Collected data
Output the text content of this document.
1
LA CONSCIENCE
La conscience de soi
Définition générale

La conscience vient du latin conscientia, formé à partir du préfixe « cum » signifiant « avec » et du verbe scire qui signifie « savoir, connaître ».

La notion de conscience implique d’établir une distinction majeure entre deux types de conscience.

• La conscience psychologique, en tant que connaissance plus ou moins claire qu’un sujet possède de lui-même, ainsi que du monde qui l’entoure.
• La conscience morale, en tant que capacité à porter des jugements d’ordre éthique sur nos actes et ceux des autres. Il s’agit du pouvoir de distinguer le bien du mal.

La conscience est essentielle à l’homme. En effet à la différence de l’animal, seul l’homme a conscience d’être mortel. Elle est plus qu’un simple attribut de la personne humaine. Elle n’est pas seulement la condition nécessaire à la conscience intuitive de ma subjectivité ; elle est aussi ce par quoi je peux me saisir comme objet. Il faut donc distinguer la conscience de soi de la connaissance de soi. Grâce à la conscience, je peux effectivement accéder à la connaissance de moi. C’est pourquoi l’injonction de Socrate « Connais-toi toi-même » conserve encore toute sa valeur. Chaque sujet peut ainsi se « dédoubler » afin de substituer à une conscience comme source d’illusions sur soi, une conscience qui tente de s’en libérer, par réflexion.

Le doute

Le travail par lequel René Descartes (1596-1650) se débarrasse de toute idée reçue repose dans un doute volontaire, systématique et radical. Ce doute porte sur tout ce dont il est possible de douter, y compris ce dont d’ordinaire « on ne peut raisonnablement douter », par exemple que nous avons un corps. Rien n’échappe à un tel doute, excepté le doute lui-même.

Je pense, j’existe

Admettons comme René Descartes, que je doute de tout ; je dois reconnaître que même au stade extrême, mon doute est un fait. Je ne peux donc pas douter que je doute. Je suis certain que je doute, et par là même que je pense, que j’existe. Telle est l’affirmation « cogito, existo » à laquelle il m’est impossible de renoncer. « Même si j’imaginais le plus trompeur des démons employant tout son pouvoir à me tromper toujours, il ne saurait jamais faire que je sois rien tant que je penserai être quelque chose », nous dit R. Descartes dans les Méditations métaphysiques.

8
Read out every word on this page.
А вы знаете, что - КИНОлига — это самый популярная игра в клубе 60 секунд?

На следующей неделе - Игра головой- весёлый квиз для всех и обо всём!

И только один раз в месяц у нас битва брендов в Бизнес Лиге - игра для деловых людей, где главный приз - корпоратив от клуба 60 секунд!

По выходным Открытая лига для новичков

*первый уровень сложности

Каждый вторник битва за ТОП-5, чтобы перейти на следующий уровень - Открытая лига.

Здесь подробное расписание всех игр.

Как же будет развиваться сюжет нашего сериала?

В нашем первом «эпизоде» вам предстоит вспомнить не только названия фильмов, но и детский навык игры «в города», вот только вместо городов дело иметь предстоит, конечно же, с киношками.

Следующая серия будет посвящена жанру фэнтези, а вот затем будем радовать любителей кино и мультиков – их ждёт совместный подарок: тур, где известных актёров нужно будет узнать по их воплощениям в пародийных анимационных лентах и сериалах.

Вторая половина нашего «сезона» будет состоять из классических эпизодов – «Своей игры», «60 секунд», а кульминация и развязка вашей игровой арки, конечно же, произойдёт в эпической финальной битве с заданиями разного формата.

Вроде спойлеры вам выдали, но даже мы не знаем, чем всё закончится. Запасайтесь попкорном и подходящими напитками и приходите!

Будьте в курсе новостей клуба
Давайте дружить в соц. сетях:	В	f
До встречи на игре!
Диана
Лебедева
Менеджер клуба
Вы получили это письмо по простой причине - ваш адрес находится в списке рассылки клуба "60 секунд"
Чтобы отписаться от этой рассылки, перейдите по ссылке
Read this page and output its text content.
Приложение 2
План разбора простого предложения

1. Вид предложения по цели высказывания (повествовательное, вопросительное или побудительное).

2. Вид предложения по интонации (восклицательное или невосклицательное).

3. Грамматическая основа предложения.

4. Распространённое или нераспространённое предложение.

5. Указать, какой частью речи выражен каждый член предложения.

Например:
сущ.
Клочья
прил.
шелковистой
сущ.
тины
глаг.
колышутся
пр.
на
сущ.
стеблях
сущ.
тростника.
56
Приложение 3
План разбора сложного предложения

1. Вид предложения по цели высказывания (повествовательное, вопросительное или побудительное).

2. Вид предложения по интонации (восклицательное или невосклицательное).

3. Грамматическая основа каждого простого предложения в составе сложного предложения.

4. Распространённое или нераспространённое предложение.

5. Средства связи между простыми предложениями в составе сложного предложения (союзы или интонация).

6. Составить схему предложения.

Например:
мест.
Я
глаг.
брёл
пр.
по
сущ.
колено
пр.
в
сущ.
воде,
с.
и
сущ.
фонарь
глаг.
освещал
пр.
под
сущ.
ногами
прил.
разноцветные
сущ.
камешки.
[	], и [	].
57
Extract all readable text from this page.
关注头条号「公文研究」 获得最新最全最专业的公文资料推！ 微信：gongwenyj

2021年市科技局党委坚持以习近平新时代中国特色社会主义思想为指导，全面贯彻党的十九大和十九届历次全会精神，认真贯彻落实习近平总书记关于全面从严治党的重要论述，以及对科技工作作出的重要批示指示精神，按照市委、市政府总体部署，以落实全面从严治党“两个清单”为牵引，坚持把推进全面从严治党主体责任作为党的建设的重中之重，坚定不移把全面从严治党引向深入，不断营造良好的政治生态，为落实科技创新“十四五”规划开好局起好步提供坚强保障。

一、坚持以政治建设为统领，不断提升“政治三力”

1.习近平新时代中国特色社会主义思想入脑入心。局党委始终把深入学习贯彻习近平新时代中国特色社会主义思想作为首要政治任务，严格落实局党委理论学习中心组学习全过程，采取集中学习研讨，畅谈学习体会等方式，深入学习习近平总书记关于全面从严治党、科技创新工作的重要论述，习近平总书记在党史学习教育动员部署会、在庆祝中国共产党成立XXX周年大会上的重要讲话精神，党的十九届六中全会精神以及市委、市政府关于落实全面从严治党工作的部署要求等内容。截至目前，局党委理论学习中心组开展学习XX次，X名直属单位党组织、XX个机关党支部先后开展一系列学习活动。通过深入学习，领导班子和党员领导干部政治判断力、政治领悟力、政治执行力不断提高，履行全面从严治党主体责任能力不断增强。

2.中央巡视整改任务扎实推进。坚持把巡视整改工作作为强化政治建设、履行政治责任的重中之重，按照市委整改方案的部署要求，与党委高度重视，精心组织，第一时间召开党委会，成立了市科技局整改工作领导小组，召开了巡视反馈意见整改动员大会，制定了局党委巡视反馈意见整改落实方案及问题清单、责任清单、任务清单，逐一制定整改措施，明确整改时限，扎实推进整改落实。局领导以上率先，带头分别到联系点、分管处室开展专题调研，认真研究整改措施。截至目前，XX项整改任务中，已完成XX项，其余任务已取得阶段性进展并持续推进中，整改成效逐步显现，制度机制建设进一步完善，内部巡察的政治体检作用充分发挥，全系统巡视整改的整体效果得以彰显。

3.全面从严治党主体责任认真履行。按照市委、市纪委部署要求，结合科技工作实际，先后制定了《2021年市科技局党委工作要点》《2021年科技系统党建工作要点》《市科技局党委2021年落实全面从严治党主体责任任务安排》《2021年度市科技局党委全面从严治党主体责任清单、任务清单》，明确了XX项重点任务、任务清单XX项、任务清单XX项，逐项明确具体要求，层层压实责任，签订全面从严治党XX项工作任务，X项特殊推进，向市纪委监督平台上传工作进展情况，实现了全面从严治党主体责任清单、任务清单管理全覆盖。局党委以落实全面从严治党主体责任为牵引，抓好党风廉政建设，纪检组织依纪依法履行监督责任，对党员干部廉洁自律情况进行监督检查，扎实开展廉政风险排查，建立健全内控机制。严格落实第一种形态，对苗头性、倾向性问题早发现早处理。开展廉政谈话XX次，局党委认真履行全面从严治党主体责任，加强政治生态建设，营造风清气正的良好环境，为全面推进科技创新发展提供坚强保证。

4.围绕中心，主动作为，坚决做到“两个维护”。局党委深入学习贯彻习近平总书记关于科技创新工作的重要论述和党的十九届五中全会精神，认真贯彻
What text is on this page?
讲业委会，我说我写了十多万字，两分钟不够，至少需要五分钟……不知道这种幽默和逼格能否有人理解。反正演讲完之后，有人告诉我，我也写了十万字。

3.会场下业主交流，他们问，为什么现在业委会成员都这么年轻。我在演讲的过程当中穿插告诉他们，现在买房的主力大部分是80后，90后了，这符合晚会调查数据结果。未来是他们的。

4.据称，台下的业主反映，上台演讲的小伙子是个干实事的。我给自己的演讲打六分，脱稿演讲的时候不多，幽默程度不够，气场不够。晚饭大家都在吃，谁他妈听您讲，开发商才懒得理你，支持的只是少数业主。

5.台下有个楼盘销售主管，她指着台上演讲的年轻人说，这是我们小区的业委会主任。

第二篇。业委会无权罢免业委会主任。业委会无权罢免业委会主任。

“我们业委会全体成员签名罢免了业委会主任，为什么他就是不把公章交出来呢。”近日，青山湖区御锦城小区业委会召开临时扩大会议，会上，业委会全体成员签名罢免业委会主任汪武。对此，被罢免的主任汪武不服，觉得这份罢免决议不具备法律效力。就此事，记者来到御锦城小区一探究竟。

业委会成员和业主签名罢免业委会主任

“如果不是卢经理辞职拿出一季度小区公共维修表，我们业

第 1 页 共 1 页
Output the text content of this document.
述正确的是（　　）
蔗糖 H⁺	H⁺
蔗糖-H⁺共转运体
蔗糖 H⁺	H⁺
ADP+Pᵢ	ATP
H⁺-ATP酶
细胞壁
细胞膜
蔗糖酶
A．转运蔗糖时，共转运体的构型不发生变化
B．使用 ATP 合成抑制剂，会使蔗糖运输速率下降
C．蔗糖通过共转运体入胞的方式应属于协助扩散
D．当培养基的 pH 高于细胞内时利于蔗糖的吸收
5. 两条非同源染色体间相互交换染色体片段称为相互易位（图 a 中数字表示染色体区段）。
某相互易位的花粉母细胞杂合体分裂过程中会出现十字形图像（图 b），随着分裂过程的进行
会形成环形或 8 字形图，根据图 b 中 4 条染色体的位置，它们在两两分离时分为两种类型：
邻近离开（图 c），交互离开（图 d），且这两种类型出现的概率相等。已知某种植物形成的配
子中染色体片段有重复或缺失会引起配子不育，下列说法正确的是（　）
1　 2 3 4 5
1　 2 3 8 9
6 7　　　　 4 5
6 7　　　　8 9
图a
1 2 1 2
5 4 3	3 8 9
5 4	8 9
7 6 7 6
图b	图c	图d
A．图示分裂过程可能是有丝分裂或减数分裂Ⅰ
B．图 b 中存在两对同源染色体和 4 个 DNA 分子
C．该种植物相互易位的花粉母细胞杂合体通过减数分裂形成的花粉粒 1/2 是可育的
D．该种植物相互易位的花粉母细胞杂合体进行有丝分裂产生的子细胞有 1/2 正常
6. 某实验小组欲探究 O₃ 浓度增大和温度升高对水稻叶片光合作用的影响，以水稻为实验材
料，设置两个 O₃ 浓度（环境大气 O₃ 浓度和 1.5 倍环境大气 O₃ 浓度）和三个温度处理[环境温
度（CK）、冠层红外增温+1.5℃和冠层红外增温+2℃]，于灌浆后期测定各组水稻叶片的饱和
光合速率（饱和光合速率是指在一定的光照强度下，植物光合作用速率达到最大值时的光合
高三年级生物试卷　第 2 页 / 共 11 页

EXERCISE DIRECTIONS
List each line of the entries that holds the string "предложения".

FULL OUTPUT
План разбора простого предложения
1. Вид предложения по цели высказывания (повествовательное, вопросительное или побудительное).
2. Вид предложения по интонации (восклицательное или невосклицательное).
3. Грамматическая основа предложения.
5. Указать, какой частью речи выражен каждый член предложения.
План разбора сложного предложения
1. Вид предложения по цели высказывания (повествовательное, вопросительное или побудительное).
2. Вид предложения по интонации (восклицательное или невосклицательное).
3. Грамматическая основа каждого простого предложения в составе сложного предложения.
5. Средства связи между простыми предложениями в составе сложного предложения (союзы или интонация).
6. Составить схему предложения.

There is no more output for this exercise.